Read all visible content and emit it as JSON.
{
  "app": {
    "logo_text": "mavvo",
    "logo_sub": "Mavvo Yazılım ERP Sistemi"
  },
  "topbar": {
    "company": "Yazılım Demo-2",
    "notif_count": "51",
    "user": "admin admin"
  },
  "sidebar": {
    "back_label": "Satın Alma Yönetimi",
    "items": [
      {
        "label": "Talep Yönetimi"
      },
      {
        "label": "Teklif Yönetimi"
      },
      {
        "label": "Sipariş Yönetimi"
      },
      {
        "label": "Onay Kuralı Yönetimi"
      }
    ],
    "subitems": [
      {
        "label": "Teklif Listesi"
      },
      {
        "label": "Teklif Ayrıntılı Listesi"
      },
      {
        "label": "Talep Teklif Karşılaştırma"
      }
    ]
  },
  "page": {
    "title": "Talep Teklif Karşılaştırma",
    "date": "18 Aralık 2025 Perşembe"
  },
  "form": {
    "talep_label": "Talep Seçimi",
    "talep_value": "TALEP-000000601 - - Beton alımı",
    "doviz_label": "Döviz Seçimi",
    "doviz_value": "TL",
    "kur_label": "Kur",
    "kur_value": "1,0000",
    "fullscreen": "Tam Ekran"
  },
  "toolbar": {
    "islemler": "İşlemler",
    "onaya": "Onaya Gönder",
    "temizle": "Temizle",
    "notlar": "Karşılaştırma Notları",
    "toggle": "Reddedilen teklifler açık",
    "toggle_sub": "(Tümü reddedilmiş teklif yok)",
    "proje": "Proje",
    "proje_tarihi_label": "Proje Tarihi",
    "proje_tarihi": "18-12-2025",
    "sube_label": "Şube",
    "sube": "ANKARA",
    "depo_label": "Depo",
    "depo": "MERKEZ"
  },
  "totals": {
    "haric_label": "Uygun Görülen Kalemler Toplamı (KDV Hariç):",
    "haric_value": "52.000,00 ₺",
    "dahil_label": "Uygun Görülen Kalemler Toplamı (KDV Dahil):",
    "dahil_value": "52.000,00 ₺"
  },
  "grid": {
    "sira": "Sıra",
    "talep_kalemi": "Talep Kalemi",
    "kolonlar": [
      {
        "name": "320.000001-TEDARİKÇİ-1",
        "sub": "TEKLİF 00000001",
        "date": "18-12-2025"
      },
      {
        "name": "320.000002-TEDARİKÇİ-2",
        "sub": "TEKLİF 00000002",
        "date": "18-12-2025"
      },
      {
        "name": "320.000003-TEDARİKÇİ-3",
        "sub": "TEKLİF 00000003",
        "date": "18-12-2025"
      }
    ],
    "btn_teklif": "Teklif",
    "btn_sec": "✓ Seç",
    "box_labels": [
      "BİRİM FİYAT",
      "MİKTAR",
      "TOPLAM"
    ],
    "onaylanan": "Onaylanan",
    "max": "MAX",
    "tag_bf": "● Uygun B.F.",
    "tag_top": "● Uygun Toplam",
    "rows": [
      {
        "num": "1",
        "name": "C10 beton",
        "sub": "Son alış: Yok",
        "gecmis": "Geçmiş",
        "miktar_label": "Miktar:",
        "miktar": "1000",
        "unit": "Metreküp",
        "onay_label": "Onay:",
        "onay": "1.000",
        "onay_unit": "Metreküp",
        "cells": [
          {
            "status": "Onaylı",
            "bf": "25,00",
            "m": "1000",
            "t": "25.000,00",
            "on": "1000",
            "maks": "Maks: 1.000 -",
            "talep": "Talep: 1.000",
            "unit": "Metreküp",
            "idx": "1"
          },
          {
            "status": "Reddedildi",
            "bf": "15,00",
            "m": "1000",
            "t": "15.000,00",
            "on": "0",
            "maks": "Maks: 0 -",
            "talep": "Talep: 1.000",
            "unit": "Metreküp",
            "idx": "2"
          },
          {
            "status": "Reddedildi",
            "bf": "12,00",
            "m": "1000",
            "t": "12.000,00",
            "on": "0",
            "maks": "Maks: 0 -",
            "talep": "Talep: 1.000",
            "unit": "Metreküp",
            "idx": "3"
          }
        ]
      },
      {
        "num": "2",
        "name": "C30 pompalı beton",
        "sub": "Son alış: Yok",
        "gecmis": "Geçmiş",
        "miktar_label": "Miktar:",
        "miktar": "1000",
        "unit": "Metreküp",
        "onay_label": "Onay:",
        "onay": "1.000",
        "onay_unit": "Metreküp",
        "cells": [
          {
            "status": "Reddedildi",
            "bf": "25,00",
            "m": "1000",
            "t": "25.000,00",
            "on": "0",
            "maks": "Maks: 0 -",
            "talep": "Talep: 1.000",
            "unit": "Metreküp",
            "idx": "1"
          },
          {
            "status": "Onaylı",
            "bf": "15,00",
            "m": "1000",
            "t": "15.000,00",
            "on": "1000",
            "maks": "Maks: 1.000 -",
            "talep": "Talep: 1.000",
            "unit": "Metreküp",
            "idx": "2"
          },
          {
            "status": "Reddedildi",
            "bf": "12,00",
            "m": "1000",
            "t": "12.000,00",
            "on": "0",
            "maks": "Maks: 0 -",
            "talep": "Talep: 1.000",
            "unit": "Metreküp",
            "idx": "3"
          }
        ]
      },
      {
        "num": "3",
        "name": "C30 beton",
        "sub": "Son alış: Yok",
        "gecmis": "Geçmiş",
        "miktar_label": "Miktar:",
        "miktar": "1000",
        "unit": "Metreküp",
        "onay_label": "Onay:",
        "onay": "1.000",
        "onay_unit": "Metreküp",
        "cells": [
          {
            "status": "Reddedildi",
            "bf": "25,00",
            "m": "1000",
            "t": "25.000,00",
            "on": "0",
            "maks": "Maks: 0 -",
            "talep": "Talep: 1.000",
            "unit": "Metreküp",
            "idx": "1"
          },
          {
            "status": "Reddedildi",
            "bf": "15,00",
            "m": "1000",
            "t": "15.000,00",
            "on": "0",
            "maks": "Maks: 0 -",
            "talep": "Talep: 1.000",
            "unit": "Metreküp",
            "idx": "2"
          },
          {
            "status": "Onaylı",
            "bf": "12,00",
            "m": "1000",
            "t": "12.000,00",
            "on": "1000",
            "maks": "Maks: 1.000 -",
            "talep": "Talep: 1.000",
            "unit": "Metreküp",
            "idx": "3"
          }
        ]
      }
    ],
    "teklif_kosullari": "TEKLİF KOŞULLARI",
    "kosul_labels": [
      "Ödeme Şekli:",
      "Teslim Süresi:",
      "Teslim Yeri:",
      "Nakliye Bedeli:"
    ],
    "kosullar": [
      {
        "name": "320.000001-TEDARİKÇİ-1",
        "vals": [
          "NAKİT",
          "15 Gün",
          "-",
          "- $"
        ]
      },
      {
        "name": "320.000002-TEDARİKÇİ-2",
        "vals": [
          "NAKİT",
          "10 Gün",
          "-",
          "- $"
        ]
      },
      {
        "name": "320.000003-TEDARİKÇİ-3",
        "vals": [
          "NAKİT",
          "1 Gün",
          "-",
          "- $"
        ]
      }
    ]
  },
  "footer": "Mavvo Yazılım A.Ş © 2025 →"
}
· · · · ·
*WORK INSTRUCTIONS*
Write out all the records above again, exactly as they stand.

*PROBLEM SOLUTION*
Read all visible content and emit it as JSON.
{
  "app": {
    "logo_text": "mavvo",
    "logo_sub": "Mavvo Yazılım ERP Sistemi"
  },
  "topbar": {
    "company": "Yazılım Demo-2",
    "notif_count": "51",
    "user": "admin admin"
  },
  "sidebar": {
    "back_label": "Satın Alma Yönetimi",
    "items": [
      {
        "label": "Talep Yönetimi"
      },
      {
        "label": "Teklif Yönetimi"
      },
      {
        "label": "Sipariş Yönetimi"
      },
      {
        "label": "Onay Kuralı Yönetimi"
      }
    ],
    "subitems": [
      {
        "label": "Teklif Listesi"
      },
      {
        "label": "Teklif Ayrıntılı Listesi"
      },
      {
        "label": "Talep Teklif Karşılaştırma"
      }
    ]
  },
  "page": {
    "title": "Talep Teklif Karşılaştırma",
    "date": "18 Aralık 2025 Perşembe"
  },
  "form": {
    "talep_label": "Talep Seçimi",
    "talep_value": "TALEP-000000601 - - Beton alımı",
    "doviz_label": "Döviz Seçimi",
    "doviz_value": "TL",
    "kur_label": "Kur",
    "kur_value": "1,0000",
    "fullscreen": "Tam Ekran"
  },
  "toolbar": {
    "islemler": "İşlemler",
    "onaya": "Onaya Gönder",
    "temizle": "Temizle",
    "notlar": "Karşılaştırma Notları",
    "toggle": "Reddedilen teklifler açık",
    "toggle_sub": "(Tümü reddedilmiş teklif yok)",
    "proje": "Proje",
    "proje_tarihi_label": "Proje Tarihi",
    "proje_tarihi": "18-12-2025",
    "sube_label": "Şube",
    "sube": "ANKARA",
    "depo_label": "Depo",
    "depo": "MERKEZ"
  },
  "totals": {
    "haric_label": "Uygun Görülen Kalemler Toplamı (KDV Hariç):",
    "haric_value": "52.000,00 ₺",
    "dahil_label": "Uygun Görülen Kalemler Toplamı (KDV Dahil):",
    "dahil_value": "52.000,00 ₺"
  },
  "grid": {
    "sira": "Sıra",
    "talep_kalemi": "Talep Kalemi",
    "kolonlar": [
      {
        "name": "320.000001-TEDARİKÇİ-1",
        "sub": "TEKLİF 00000001",
        "date": "18-12-2025"
      },
      {
        "name": "320.000002-TEDARİKÇİ-2",
        "sub": "TEKLİF 00000002",
        "date": "18-12-2025"
      },
      {
        "name": "320.000003-TEDARİKÇİ-3",
        "sub": "TEKLİF 00000003",
        "date": "18-12-2025"
      }
    ],
    "btn_teklif": "Teklif",
    "btn_sec": "✓ Seç",
    "box_labels": [
      "BİRİM FİYAT",
      "MİKTAR",
      "TOPLAM"
    ],
    "onaylanan": "Onaylanan",
    "max": "MAX",
    "tag_bf": "● Uygun B.F.",
    "tag_top": "● Uygun Toplam",
    "rows": [
      {
        "num": "1",
        "name": "C10 beton",
        "sub": "Son alış: Yok",
        "gecmis": "Geçmiş",
        "miktar_label": "Miktar:",
        "miktar": "1000",
        "unit": "Metreküp",
        "onay_label": "Onay:",
        "onay": "1.000",
        "onay_unit": "Metreküp",
        "cells": [
          {
            "status": "Onaylı",
            "bf": "25,00",
            "m": "1000",
            "t": "25.000,00",
            "on": "1000",
            "maks": "Maks: 1.000 -",
            "talep": "Talep: 1.000",
            "unit": "Metreküp",
            "idx": "1"
          },
          {
            "status": "Reddedildi",
            "bf": "15,00",
            "m": "1000",
            "t": "15.000,00",
            "on": "0",
            "maks": "Maks: 0 -",
            "talep": "Talep: 1.000",
            "unit": "Metreküp",
            "idx": "2"
          },
          {
            "status": "Reddedildi",
            "bf": "12,00",
            "m": "1000",
            "t": "12.000,00",
            "on": "0",
            "maks": "Maks: 0 -",
            "talep": "Talep: 1.000",
            "unit": "Metreküp",
            "idx": "3"
          }
        ]
      },
      {
        "num": "2",
        "name": "C30 pompalı beton",
        "sub": "Son alış: Yok",
        "gecmis": "Geçmiş",
        "miktar_label": "Miktar:",
        "miktar": "1000",
        "unit": "Metreküp",
        "onay_label": "Onay:",
        "onay": "1.000",
        "onay_unit": "Metreküp",
        "cells": [
          {
            "status": "Reddedildi",
            "bf": "25,00",
            "m": "1000",
            "t": "25.000,00",
            "on": "0",
            "maks": "Maks: 0 -",
            "talep": "Talep: 1.000",
            "unit": "Metreküp",
            "idx": "1"
          },
          {
            "status": "Onaylı",
            "bf": "15,00",
            "m": "1000",
            "t": "15.000,00",
            "on": "1000",
            "maks": "Maks: 1.000 -",
            "talep": "Talep: 1.000",
            "unit": "Metreküp",
            "idx": "2"
          },
          {
            "status": "Reddedildi",
            "bf": "12,00",
            "m": "1000",
            "t": "12.000,00",
            "on": "0",
            "maks": "Maks: 0 -",
            "talep": "Talep: 1.000",
            "unit": "Metreküp",
            "idx": "3"
          }
        ]
      },
      {
        "num": "3",
        "name": "C30 beton",
        "sub": "Son alış: Yok",
        "gecmis": "Geçmiş",
        "miktar_label": "Miktar:",
        "miktar": "1000",
        "unit": "Metreküp",
        "onay_label": "Onay:",
        "onay": "1.000",
        "onay_unit": "Metreküp",
        "cells": [
          {
            "status": "Reddedildi",
            "bf": "25,00",
            "m": "1000",
            "t": "25.000,00",
            "on": "0",
            "maks": "Maks: 0 -",
            "talep": "Talep: 1.000",
            "unit": "Metreküp",
            "idx": "1"
          },
          {
            "status": "Reddedildi",
            "bf": "15,00",
            "m": "1000",
            "t": "15.000,00",
            "on": "0",
            "maks": "Maks: 0 -",
            "talep": "Talep: 1.000",
            "unit": "Metreküp",
            "idx": "2"
          },
          {
            "status": "Onaylı",
            "bf": "12,00",
            "m": "1000",
            "t": "12.000,00",
            "on": "1000",
            "maks": "Maks: 1.000 -",
            "talep": "Talep: 1.000",
            "unit": "Metreküp",
            "idx": "3"
          }
        ]
      }
    ],
    "teklif_kosullari": "TEKLİF KOŞULLARI",
    "kosul_labels": [
      "Ödeme Şekli:",
      "Teslim Süresi:",
      "Teslim Yeri:",
      "Nakliye Bedeli:"
    ],
    "kosullar": [
      {
        "name": "320.000001-TEDARİKÇİ-1",
        "vals": [
          "NAKİT",
          "15 Gün",
          "-",
          "- $"
        ]
      },
      {
        "name": "320.000002-TEDARİKÇİ-2",
        "vals": [
          "NAKİT",
          "10 Gün",
          "-",
          "- $"
        ]
      },
      {
        "name": "320.000003-TEDARİKÇİ-3",
        "vals": [
          "NAKİT",
          "1 Gün",
          "-",
          "- $"
        ]
      }
    ]
  },
  "footer": "Mavvo Yazılım A.Ş © 2025 →"
}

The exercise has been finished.